▶ _What you should do_
Return exactly the lines of the entries that start at the line containing "Read all visible content and emit it as JSON." and continue to the last line. Omit the pictures.

(Figure contents as structured data)
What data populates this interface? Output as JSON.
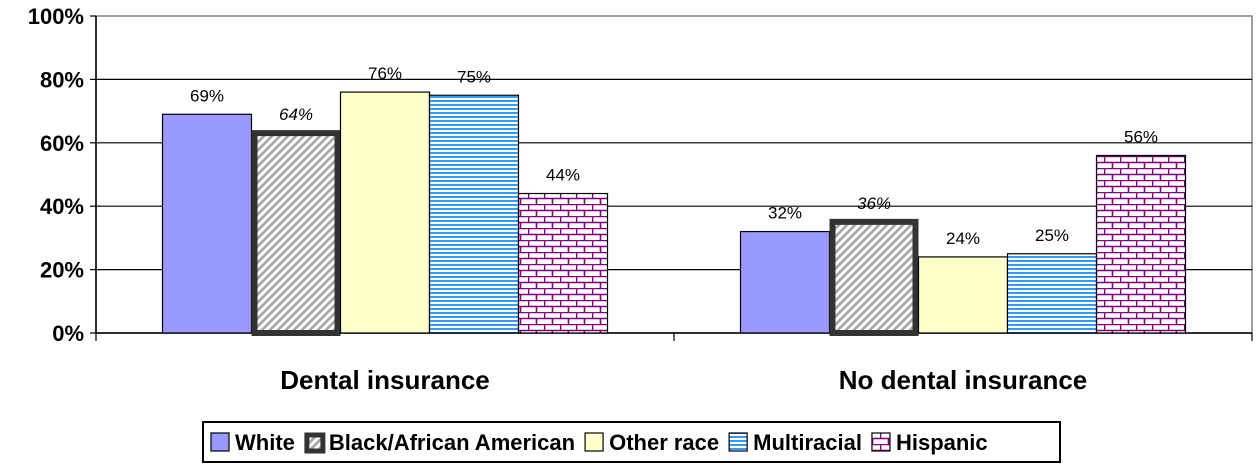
{
  "chart_data": {
    "type": "bar",
    "categories": [
      "Dental insurance",
      "No dental insurance"
    ],
    "series": [
      {
        "name": "White",
        "values": [
          69,
          32
        ],
        "color": "#9999ff",
        "pattern": "solid"
      },
      {
        "name": "Black/African American",
        "values": [
          64,
          36
        ],
        "color": "#d9d9d9",
        "pattern": "diagonal-stripes",
        "border_color": "#333333",
        "italic_labels": true
      },
      {
        "name": "Other race",
        "values": [
          76,
          24
        ],
        "color": "#ffffcc",
        "pattern": "solid"
      },
      {
        "name": "Multiracial",
        "values": [
          75,
          25
        ],
        "color": "#3399ff",
        "pattern": "horizontal-stripes"
      },
      {
        "name": "Hispanic",
        "values": [
          44,
          56
        ],
        "color": "#800080",
        "pattern": "brick"
      }
    ],
    "y_ticks": [
      "0%",
      "20%",
      "40%",
      "60%",
      "80%",
      "100%"
    ],
    "ylim": [
      0,
      100
    ],
    "data_label_suffix": "%",
    "grid": true,
    "legend_position": "bottom"
  }
}
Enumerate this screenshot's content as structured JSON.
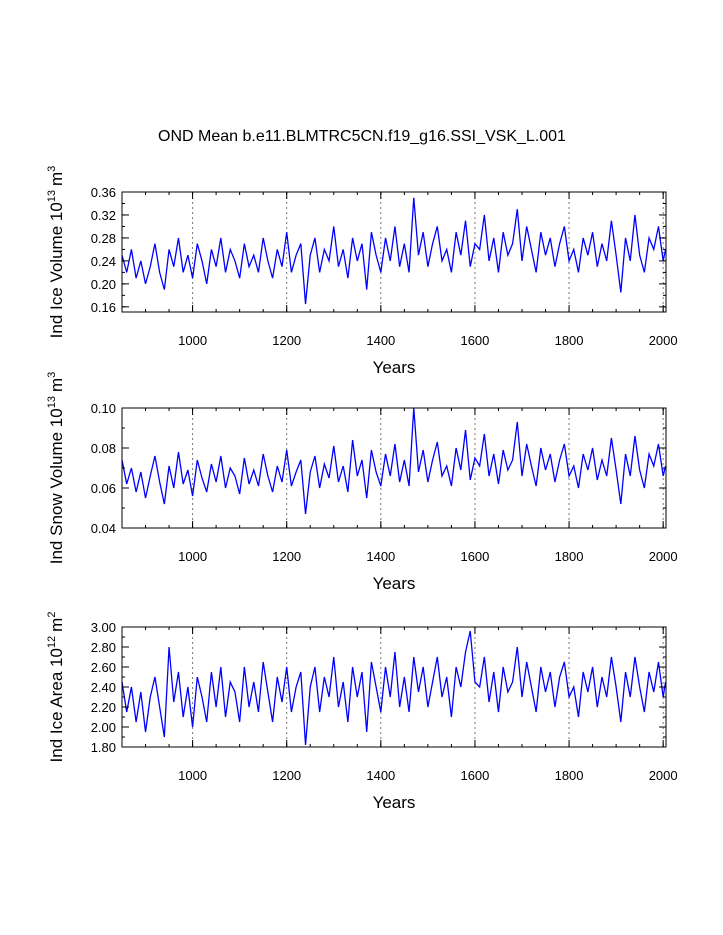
{
  "chart_data": {
    "type": "line",
    "title": "OND Mean b.e11.BLMTRC5CN.f19_g16.SSI_VSK_L.001",
    "x": [
      850,
      860,
      870,
      880,
      890,
      900,
      910,
      920,
      930,
      940,
      950,
      960,
      970,
      980,
      990,
      1000,
      1010,
      1020,
      1030,
      1040,
      1050,
      1060,
      1070,
      1080,
      1090,
      1100,
      1110,
      1120,
      1130,
      1140,
      1150,
      1160,
      1170,
      1180,
      1190,
      1200,
      1210,
      1220,
      1230,
      1240,
      1250,
      1260,
      1270,
      1280,
      1290,
      1300,
      1310,
      1320,
      1330,
      1340,
      1350,
      1360,
      1370,
      1380,
      1390,
      1400,
      1410,
      1420,
      1430,
      1440,
      1450,
      1460,
      1470,
      1480,
      1490,
      1500,
      1510,
      1520,
      1530,
      1540,
      1550,
      1560,
      1570,
      1580,
      1590,
      1600,
      1610,
      1620,
      1630,
      1640,
      1650,
      1660,
      1670,
      1680,
      1690,
      1700,
      1710,
      1720,
      1730,
      1740,
      1750,
      1760,
      1770,
      1780,
      1790,
      1800,
      1810,
      1820,
      1830,
      1840,
      1850,
      1860,
      1870,
      1880,
      1890,
      1900,
      1910,
      1920,
      1930,
      1940,
      1950,
      1960,
      1970,
      1980,
      1990,
      2000,
      2005
    ],
    "xlim": [
      850,
      2006
    ],
    "xticks": [
      1000,
      1200,
      1400,
      1600,
      1800,
      2000
    ],
    "grid": true,
    "panels": [
      {
        "ylabel": {
          "text": "Ind Ice Volume 10",
          "exp": "13",
          "unit": "m",
          "unit_exp": "3"
        },
        "xlabel": "Years",
        "ylim": [
          0.151,
          0.36
        ],
        "yticks": [
          0.16,
          {
            "value": 0.2,
            "label": "0.20"
          },
          0.24,
          0.28,
          0.32,
          0.36
        ],
        "color": "#0000ff",
        "values": [
          0.25,
          0.22,
          0.26,
          0.21,
          0.24,
          0.2,
          0.23,
          0.27,
          0.22,
          0.19,
          0.26,
          0.23,
          0.28,
          0.22,
          0.25,
          0.21,
          0.27,
          0.24,
          0.2,
          0.26,
          0.23,
          0.28,
          0.22,
          0.26,
          0.24,
          0.21,
          0.27,
          0.23,
          0.25,
          0.22,
          0.28,
          0.24,
          0.21,
          0.26,
          0.23,
          0.29,
          0.22,
          0.25,
          0.27,
          0.165,
          0.25,
          0.28,
          0.22,
          0.26,
          0.24,
          0.3,
          0.23,
          0.26,
          0.21,
          0.28,
          0.24,
          0.27,
          0.19,
          0.29,
          0.25,
          0.22,
          0.28,
          0.24,
          0.3,
          0.23,
          0.27,
          0.22,
          0.35,
          0.25,
          0.29,
          0.23,
          0.27,
          0.3,
          0.24,
          0.26,
          0.22,
          0.29,
          0.25,
          0.31,
          0.23,
          0.27,
          0.26,
          0.32,
          0.24,
          0.28,
          0.22,
          0.29,
          0.25,
          0.27,
          0.33,
          0.24,
          0.3,
          0.26,
          0.22,
          0.29,
          0.25,
          0.28,
          0.23,
          0.27,
          0.3,
          0.24,
          0.26,
          0.22,
          0.28,
          0.25,
          0.29,
          0.23,
          0.27,
          0.24,
          0.31,
          0.25,
          0.185,
          0.28,
          0.24,
          0.32,
          0.25,
          0.22,
          0.28,
          0.26,
          0.3,
          0.24,
          0.26
        ]
      },
      {
        "ylabel": {
          "text": "Ind Snow Volume 10",
          "exp": "13",
          "unit": "m",
          "unit_exp": "3"
        },
        "xlabel": "Years",
        "ylim": [
          0.04,
          0.1
        ],
        "yticks": [
          0.04,
          0.06,
          0.08,
          {
            "value": 0.1,
            "label": "0.10"
          }
        ],
        "color": "#0000ff",
        "values": [
          0.074,
          0.062,
          0.07,
          0.058,
          0.068,
          0.055,
          0.066,
          0.076,
          0.063,
          0.052,
          0.071,
          0.06,
          0.078,
          0.062,
          0.069,
          0.056,
          0.074,
          0.065,
          0.058,
          0.072,
          0.063,
          0.076,
          0.06,
          0.07,
          0.066,
          0.057,
          0.075,
          0.062,
          0.069,
          0.061,
          0.077,
          0.066,
          0.058,
          0.071,
          0.063,
          0.079,
          0.061,
          0.068,
          0.074,
          0.047,
          0.068,
          0.076,
          0.06,
          0.072,
          0.065,
          0.081,
          0.063,
          0.071,
          0.058,
          0.084,
          0.066,
          0.074,
          0.055,
          0.079,
          0.068,
          0.061,
          0.077,
          0.066,
          0.082,
          0.063,
          0.074,
          0.061,
          0.1,
          0.068,
          0.079,
          0.063,
          0.074,
          0.083,
          0.066,
          0.071,
          0.061,
          0.08,
          0.069,
          0.089,
          0.064,
          0.075,
          0.071,
          0.087,
          0.066,
          0.077,
          0.062,
          0.079,
          0.069,
          0.074,
          0.093,
          0.066,
          0.082,
          0.071,
          0.061,
          0.08,
          0.069,
          0.077,
          0.063,
          0.074,
          0.082,
          0.066,
          0.071,
          0.06,
          0.077,
          0.069,
          0.08,
          0.064,
          0.074,
          0.066,
          0.085,
          0.069,
          0.052,
          0.077,
          0.066,
          0.086,
          0.069,
          0.06,
          0.077,
          0.071,
          0.082,
          0.066,
          0.071
        ]
      },
      {
        "ylabel": {
          "text": "Ind Ice Area 10",
          "exp": "12",
          "unit": "m",
          "unit_exp": "2"
        },
        "xlabel": "Years",
        "ylim": [
          1.8,
          3.0
        ],
        "yticks": [
          {
            "value": 1.8,
            "label": "1.80"
          },
          {
            "value": 2.0,
            "label": "2.00"
          },
          {
            "value": 2.2,
            "label": "2.20"
          },
          {
            "value": 2.4,
            "label": "2.40"
          },
          {
            "value": 2.6,
            "label": "2.60"
          },
          {
            "value": 2.8,
            "label": "2.80"
          },
          {
            "value": 3.0,
            "label": "3.00"
          }
        ],
        "color": "#0000ff",
        "values": [
          2.45,
          2.15,
          2.4,
          2.05,
          2.35,
          1.95,
          2.3,
          2.5,
          2.2,
          1.9,
          2.8,
          2.25,
          2.55,
          2.1,
          2.4,
          2.0,
          2.5,
          2.3,
          2.05,
          2.55,
          2.2,
          2.6,
          2.1,
          2.45,
          2.35,
          2.05,
          2.6,
          2.2,
          2.45,
          2.15,
          2.65,
          2.35,
          2.05,
          2.5,
          2.25,
          2.6,
          2.15,
          2.4,
          2.55,
          1.82,
          2.4,
          2.6,
          2.15,
          2.5,
          2.3,
          2.7,
          2.2,
          2.45,
          2.05,
          2.6,
          2.3,
          2.55,
          1.95,
          2.65,
          2.4,
          2.15,
          2.6,
          2.3,
          2.75,
          2.2,
          2.5,
          2.15,
          2.7,
          2.35,
          2.6,
          2.2,
          2.45,
          2.7,
          2.3,
          2.5,
          2.1,
          2.6,
          2.4,
          2.75,
          2.96,
          2.45,
          2.4,
          2.7,
          2.25,
          2.55,
          2.15,
          2.6,
          2.35,
          2.45,
          2.8,
          2.3,
          2.65,
          2.4,
          2.15,
          2.6,
          2.35,
          2.55,
          2.2,
          2.5,
          2.65,
          2.3,
          2.4,
          2.1,
          2.55,
          2.35,
          2.6,
          2.2,
          2.5,
          2.3,
          2.7,
          2.4,
          2.05,
          2.55,
          2.3,
          2.7,
          2.4,
          2.15,
          2.55,
          2.35,
          2.65,
          2.3,
          2.45
        ]
      }
    ]
  }
}
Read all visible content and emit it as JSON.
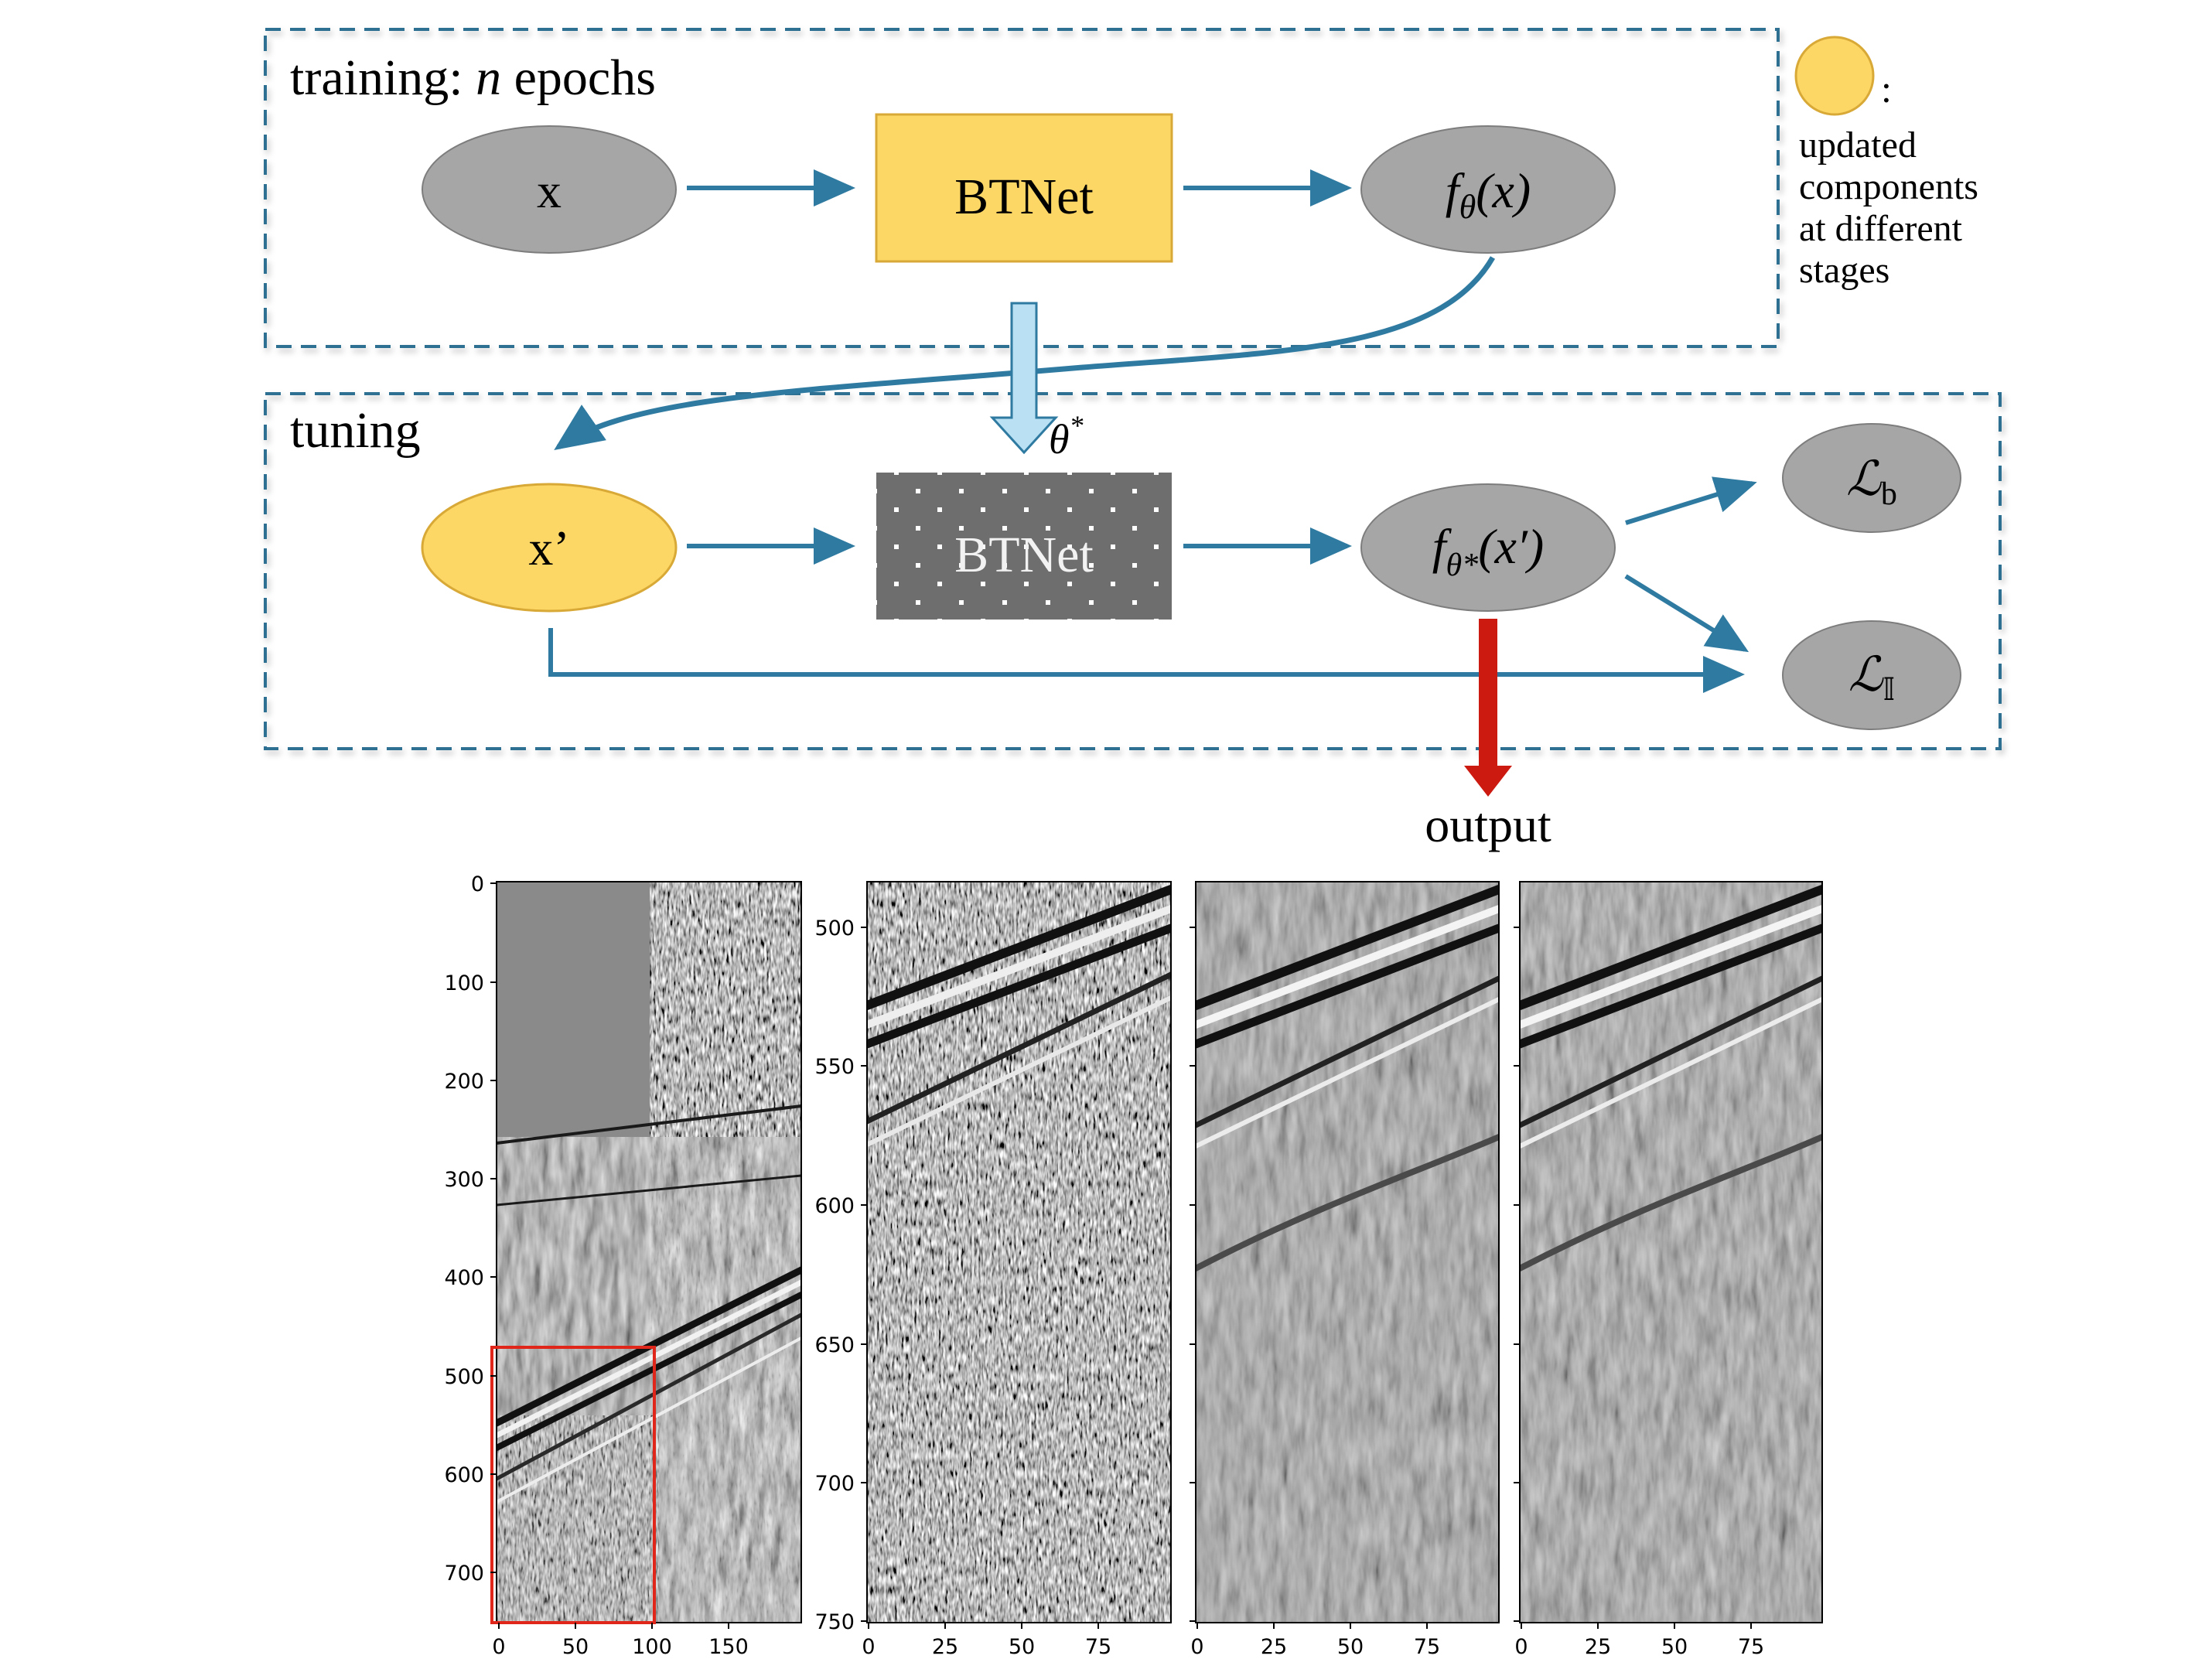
{
  "training": {
    "title_prefix": "training: ",
    "title_var": "n",
    "title_suffix": " epochs"
  },
  "tuning": {
    "title": "tuning"
  },
  "nodes": {
    "x": "x",
    "btnet": "BTNet",
    "btnet_frozen": "BTNet",
    "x_prime": "x’",
    "f_theta": {
      "f": "f",
      "sub": "θ",
      "arg": "(x)"
    },
    "f_theta_star": {
      "f": "f",
      "sub": "θ*",
      "arg": "(x′)"
    },
    "theta_star": {
      "base": "θ",
      "sup": "*"
    },
    "loss_b": {
      "L": "ℒ",
      "sub": "b"
    },
    "loss_I": {
      "L": "ℒ",
      "sub": "𝕀"
    }
  },
  "legend": {
    "colon": ":",
    "lines": [
      "updated",
      "components",
      "at different",
      "stages"
    ]
  },
  "output_label": "output",
  "colors": {
    "dash_border": "#2e6f92",
    "arrow": "#2f7aa1",
    "gray_node": "#a6a6a6",
    "yellow_node": "#fdd766",
    "yellow_stroke": "#d8a936",
    "frozen_block": "#6e6e6e",
    "output_arrow": "#cc1a10"
  },
  "panels": [
    {
      "y_ticks": [
        "0",
        "100",
        "200",
        "300",
        "400",
        "500",
        "600",
        "700"
      ],
      "x_ticks": [
        "0",
        "50",
        "100",
        "150"
      ]
    },
    {
      "y_ticks": [
        "500",
        "550",
        "600",
        "650",
        "700",
        "750"
      ],
      "x_ticks": [
        "0",
        "25",
        "50",
        "75"
      ]
    },
    {
      "y_ticks": [],
      "x_ticks": [
        "0",
        "25",
        "50",
        "75"
      ]
    },
    {
      "y_ticks": [],
      "x_ticks": [
        "0",
        "25",
        "50",
        "75"
      ]
    }
  ]
}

▶ _Answer in full_
Read all visible content and emit it as JSON.
{
  "training": {
    "title_prefix": "training: ",
    "title_var": "n",
    "title_suffix": " epochs"
  },
  "tuning": {
    "title": "tuning"
  },
  "nodes": {
    "x": "x",
    "btnet": "BTNet",
    "btnet_frozen": "BTNet",
    "x_prime": "x’",
    "f_theta": {
      "f": "f",
      "sub": "θ",
      "arg": "(x)"
    },
    "f_theta_star": {
      "f": "f",
      "sub": "θ*",
      "arg": "(x′)"
    },
    "theta_star": {
      "base": "θ",
      "sup": "*"
    },
    "loss_b": {
      "L": "ℒ",
      "sub": "b"
    },
    "loss_I": {
      "L": "ℒ",
      "sub": "𝕀"
    }
  },
  "legend": {
    "colon": ":",
    "lines": [
      "updated",
      "components",
      "at different",
      "stages"
    ]
  },
  "output_label": "output",
  "colors": {
    "dash_border": "#2e6f92",
    "arrow": "#2f7aa1",
    "gray_node": "#a6a6a6",
    "yellow_node": "#fdd766",
    "yellow_stroke": "#d8a936",
    "frozen_block": "#6e6e6e",
    "output_arrow": "#cc1a10"
  },
  "panels": [
    {
      "y_ticks": [
        "0",
        "100",
        "200",
        "300",
        "400",
        "500",
        "600",
        "700"
      ],
      "x_ticks": [
        "0",
        "50",
        "100",
        "150"
      ]
    },
    {
      "y_ticks": [
        "500",
        "550",
        "600",
        "650",
        "700",
        "750"
      ],
      "x_ticks": [
        "0",
        "25",
        "50",
        "75"
      ]
    },
    {
      "y_ticks": [],
      "x_ticks": [
        "0",
        "25",
        "50",
        "75"
      ]
    },
    {
      "y_ticks": [],
      "x_ticks": [
        "0",
        "25",
        "50",
        "75"
      ]
    }
  ]
}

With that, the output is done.